In September 2018, OCR announced that it has reached separate settlements totaling $999,000, with Boston Medical Center (BMC), Brigham and Women’s Hospital (BWH), and Massachusetts General Hospital (MGH) for compromising the privacy of patients’ PHI by inviting film crews on premises to film an ABC television network documentary series, without first obtaining authorization from patients.

In September 2018, OCR also settled with Advanced Care Hospitalists (ACH), a contractor physician group, for $500,000. ACH filed a breach report confirming that ACH patient information was viewable on a medical billing services’ website. OCR’s investigation revealed that ACH never had a business associate agreement with the individual providing medical billing services to ACH, and failed to adopt any policy requiring business associate agreements until April 2014.  Although ACH had been in operation since 2005, it had not conducted a risk analysis or implemented security measures or any other written HIPAA policies or procedures before 2014.

In October 2018, OCR settled with Allergy Associates, a health care practice that specializes in treating individuals with allergies, for $125,000. In February 2015, a patient of Allergy Associates contacted a local television station to speak about a dispute that had occurred between the patient and an Allergy Associates’ doctor. OCR’s investigation found that the reporter subsequently contacted the doctor for comment and the doctor impermissibly disclosed the patient’s PHI to the reporter.

In October 2018, Anthem, Inc. also paid $16 million to OCR and agreed to take substantial corrective action to settle potential violations of the HIPAA Rules after a series of cyberattacks led to the largest U.S. health data breach in history. Anthem filed a breach report after discovering cyber‐attackers had gained access to their IT system via an undetected continuous and targeted cyberattack for the apparent purpose of extracting data, otherwise known as an advanced persistent threat attack. After filing their breach report, Anthem discovered cyber‐ attackers had infiltrated their system through spear phishing emails sent to an Anthem subsidiary after at least one employee responded to the malicious email and opened the door to further attacks. OCR’s investigation revealed that between December 2, 2014 and January 27, 2015, the cyber‐attackers stole the ePHI of almost 79 million individuals, including names, social security numbers, medical identification numbers, addresses, dates of birth, email addresses, and employment information.

Document layout detection data

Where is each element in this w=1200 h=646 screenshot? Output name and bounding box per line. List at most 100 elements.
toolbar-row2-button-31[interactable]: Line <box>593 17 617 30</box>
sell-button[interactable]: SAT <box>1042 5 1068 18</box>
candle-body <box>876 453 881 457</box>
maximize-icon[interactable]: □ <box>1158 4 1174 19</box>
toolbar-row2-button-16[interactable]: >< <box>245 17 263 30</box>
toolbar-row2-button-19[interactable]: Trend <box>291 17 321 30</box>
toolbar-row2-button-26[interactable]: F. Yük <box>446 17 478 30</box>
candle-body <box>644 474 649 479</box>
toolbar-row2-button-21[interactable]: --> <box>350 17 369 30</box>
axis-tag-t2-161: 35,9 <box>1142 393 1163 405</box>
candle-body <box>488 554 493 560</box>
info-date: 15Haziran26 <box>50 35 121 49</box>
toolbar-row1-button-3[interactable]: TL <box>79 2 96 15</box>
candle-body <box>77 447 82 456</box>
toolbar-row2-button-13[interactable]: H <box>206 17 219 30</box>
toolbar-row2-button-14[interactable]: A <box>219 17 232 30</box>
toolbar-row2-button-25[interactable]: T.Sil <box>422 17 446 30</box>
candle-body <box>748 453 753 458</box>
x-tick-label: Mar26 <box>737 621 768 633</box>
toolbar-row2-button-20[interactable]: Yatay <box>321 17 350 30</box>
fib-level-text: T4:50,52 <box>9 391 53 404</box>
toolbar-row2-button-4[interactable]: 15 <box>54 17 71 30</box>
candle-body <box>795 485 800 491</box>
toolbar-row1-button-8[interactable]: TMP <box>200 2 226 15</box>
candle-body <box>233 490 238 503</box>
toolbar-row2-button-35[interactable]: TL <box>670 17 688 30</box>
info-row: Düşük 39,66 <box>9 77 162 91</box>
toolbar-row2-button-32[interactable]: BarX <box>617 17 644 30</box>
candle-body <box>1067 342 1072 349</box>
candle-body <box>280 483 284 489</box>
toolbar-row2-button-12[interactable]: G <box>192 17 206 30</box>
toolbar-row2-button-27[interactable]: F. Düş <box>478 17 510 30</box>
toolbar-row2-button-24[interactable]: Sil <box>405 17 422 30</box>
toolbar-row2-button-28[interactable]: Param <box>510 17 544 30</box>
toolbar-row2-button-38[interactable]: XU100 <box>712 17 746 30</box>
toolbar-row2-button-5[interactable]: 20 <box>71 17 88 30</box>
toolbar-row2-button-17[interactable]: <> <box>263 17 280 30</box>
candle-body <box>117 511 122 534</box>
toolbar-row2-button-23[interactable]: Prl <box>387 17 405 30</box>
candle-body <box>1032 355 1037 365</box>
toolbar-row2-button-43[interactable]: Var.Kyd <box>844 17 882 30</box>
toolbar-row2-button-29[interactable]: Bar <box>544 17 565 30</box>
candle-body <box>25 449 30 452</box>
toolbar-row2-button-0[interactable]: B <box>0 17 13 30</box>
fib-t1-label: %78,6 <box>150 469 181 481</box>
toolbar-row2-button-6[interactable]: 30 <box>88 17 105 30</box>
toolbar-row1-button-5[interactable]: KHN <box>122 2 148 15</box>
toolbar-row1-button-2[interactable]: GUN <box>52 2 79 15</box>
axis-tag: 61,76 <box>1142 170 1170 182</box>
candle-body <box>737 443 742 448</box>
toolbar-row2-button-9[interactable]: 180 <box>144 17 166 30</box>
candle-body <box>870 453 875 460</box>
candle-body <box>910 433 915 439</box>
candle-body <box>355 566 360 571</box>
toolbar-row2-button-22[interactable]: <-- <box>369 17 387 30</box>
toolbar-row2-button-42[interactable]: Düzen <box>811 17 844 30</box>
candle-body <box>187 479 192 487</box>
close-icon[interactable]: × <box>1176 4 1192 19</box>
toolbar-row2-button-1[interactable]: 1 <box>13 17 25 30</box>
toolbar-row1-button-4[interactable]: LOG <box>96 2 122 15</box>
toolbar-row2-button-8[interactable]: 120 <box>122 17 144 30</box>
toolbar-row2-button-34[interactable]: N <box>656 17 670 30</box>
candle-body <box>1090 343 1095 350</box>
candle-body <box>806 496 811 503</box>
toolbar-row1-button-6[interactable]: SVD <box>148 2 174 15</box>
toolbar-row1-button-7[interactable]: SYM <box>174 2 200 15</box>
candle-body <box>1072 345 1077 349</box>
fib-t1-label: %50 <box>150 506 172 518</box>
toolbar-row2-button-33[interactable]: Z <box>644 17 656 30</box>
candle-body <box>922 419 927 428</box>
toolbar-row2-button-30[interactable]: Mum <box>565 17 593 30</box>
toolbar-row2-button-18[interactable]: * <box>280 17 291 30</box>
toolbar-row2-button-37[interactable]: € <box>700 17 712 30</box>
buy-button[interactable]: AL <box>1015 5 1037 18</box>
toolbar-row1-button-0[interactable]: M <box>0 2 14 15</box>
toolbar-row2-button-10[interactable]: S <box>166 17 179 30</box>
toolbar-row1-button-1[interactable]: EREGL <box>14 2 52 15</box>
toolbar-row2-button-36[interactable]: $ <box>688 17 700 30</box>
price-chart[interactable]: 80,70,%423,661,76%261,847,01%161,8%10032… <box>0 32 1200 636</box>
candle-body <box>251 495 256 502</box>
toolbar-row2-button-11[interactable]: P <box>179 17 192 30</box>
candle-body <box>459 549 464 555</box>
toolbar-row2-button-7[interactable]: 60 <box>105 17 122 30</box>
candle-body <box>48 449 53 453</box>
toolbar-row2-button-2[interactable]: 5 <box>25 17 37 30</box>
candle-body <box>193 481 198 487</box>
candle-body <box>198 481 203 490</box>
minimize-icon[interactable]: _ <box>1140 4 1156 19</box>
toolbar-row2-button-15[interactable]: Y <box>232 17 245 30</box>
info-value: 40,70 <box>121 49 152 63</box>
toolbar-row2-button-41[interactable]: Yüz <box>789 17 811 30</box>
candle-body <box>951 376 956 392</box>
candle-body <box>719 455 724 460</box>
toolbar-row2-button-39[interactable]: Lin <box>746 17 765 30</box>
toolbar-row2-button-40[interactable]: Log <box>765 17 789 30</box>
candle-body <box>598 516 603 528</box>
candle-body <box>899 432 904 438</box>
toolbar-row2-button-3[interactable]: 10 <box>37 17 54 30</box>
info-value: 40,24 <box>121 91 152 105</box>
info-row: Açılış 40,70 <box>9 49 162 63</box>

(PROBLEM TO SOLVE):
Rewrite the HIPAA settlements passage from "In September 2018, OCR announced" to "authorization from patients.", changing "film crews" to "camera crews".

(EXERCISE RESULT):
In September 2018, OCR announced that it has reached separate settlements totaling $999,000, with Boston Medical Center (BMC), Brigham and Women’s Hospital (BWH), and Massachusetts General Hospital (MGH) for compromising the privacy of patients’ PHI by inviting camera crews on premises to film an ABC television network documentary series, without first obtaining authorization from patients.